> [Short problem]: Could you give the data below again, exactly and completely?

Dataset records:
————

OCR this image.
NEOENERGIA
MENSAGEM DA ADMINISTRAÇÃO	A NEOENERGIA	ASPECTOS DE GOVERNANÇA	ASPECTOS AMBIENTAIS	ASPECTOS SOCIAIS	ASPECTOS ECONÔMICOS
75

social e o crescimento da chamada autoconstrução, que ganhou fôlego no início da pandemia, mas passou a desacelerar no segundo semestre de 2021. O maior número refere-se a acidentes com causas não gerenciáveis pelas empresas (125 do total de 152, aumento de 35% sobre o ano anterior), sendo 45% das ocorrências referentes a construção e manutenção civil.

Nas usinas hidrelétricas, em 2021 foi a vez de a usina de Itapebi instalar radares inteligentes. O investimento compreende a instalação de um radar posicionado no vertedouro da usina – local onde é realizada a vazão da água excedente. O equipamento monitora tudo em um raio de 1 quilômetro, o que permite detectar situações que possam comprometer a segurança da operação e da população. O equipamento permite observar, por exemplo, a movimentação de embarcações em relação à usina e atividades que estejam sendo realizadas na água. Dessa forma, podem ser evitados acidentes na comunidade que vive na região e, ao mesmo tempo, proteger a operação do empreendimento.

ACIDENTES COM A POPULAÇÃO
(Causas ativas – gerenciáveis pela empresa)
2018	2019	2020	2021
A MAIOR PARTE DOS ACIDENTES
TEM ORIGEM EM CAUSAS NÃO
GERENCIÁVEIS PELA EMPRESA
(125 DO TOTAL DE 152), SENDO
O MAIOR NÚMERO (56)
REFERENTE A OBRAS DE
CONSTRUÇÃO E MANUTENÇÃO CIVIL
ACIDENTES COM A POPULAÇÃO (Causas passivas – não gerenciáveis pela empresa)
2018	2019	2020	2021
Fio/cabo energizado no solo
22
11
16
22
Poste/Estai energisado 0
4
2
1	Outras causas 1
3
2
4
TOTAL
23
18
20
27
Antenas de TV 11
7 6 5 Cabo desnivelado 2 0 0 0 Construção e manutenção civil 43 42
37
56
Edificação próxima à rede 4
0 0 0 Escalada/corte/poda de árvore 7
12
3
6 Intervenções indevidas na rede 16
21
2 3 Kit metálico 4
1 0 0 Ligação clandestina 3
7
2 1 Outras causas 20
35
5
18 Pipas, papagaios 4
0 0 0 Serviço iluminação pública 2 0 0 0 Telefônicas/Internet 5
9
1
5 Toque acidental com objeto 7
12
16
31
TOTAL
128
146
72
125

————

> [Exercise output]:
OCR this image.
NEOENERGIA
MENSAGEM DA ADMINISTRAÇÃO	A NEOENERGIA	ASPECTOS DE GOVERNANÇA	ASPECTOS AMBIENTAIS	ASPECTOS SOCIAIS	ASPECTOS ECONÔMICOS
75

social e o crescimento da chamada autoconstrução, que ganhou fôlego no início da pandemia, mas passou a desacelerar no segundo semestre de 2021. O maior número refere-se a acidentes com causas não gerenciáveis pelas empresas (125 do total de 152, aumento de 35% sobre o ano anterior), sendo 45% das ocorrências referentes a construção e manutenção civil.

Nas usinas hidrelétricas, em 2021 foi a vez de a usina de Itapebi instalar radares inteligentes. O investimento compreende a instalação de um radar posicionado no vertedouro da usina – local onde é realizada a vazão da água excedente. O equipamento monitora tudo em um raio de 1 quilômetro, o que permite detectar situações que possam comprometer a segurança da operação e da população. O equipamento permite observar, por exemplo, a movimentação de embarcações em relação à usina e atividades que estejam sendo realizadas na água. Dessa forma, podem ser evitados acidentes na comunidade que vive na região e, ao mesmo tempo, proteger a operação do empreendimento.

ACIDENTES COM A POPULAÇÃO
(Causas ativas – gerenciáveis pela empresa)
2018	2019	2020	2021
A MAIOR PARTE DOS ACIDENTES
TEM ORIGEM EM CAUSAS NÃO
GERENCIÁVEIS PELA EMPRESA
(125 DO TOTAL DE 152), SENDO
O MAIOR NÚMERO (56)
REFERENTE A OBRAS DE
CONSTRUÇÃO E MANUTENÇÃO CIVIL
ACIDENTES COM A POPULAÇÃO (Causas passivas – não gerenciáveis pela empresa)
2018	2019	2020	2021
Fio/cabo energizado no solo
22
11
16
22
Poste/Estai energisado 0
4
2
1	Outras causas 1
3
2
4
TOTAL
23
18
20
27
Antenas de TV 11
7 6 5 Cabo desnivelado 2 0 0 0 Construção e manutenção civil 43 42
37
56
Edificação próxima à rede 4
0 0 0 Escalada/corte/poda de árvore 7
12
3
6 Intervenções indevidas na rede 16
21
2 3 Kit metálico 4
1 0 0 Ligação clandestina 3
7
2 1 Outras causas 20
35
5
18 Pipas, papagaios 4
0 0 0 Serviço iluminação pública 2 0 0 0 Telefônicas/Internet 5
9
1
5 Toque acidental com objeto 7
12
16
31
TOTAL
128
146
72
125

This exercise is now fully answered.